Required task:
Pick out all lines with the word "JSON" from the records that follow.

Materials provided:
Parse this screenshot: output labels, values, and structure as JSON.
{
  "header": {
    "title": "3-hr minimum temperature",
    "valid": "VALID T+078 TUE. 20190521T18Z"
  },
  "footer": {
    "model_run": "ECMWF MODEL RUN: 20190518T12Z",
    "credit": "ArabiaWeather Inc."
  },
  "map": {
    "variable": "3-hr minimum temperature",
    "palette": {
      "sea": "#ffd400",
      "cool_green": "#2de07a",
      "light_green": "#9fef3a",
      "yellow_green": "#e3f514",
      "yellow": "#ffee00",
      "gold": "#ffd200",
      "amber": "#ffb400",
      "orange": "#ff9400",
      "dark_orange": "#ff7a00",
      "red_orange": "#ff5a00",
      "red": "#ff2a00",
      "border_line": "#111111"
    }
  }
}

---

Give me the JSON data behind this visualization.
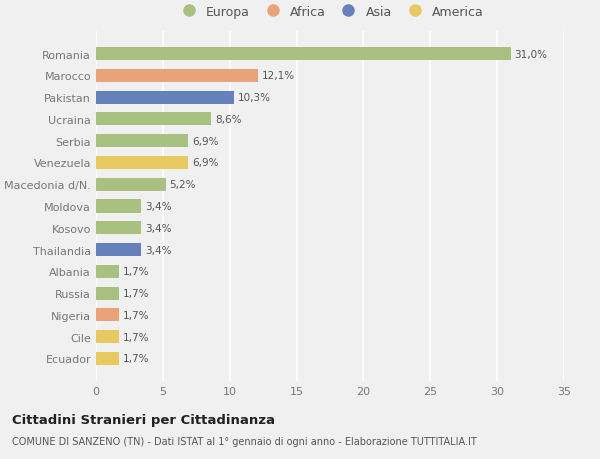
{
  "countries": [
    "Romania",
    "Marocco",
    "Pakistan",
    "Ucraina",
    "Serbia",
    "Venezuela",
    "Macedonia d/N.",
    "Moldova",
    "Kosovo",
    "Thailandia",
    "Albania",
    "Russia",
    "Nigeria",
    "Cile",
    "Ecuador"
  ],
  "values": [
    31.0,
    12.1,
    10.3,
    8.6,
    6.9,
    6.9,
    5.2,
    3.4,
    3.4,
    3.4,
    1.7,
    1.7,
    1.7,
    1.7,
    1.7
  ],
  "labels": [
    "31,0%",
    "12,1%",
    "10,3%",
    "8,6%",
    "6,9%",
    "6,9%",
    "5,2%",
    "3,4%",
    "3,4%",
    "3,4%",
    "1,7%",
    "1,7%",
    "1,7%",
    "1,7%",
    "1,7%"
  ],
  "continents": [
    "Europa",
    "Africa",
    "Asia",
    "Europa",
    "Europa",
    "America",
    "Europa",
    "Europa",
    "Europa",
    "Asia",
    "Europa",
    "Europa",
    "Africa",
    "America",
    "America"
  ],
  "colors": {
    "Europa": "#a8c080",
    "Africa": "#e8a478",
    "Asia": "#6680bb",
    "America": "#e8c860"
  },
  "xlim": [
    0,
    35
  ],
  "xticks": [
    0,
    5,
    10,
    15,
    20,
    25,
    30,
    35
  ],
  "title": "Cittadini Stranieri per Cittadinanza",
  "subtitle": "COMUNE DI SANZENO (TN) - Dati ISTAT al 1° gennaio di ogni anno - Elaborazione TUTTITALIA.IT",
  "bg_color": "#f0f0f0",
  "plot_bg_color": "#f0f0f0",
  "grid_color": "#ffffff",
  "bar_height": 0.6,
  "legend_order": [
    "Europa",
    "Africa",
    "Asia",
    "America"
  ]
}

Finished exercise:
Parse this screenshot: output labels, values, and structure as JSON.
Give me the JSON data behind this visualization.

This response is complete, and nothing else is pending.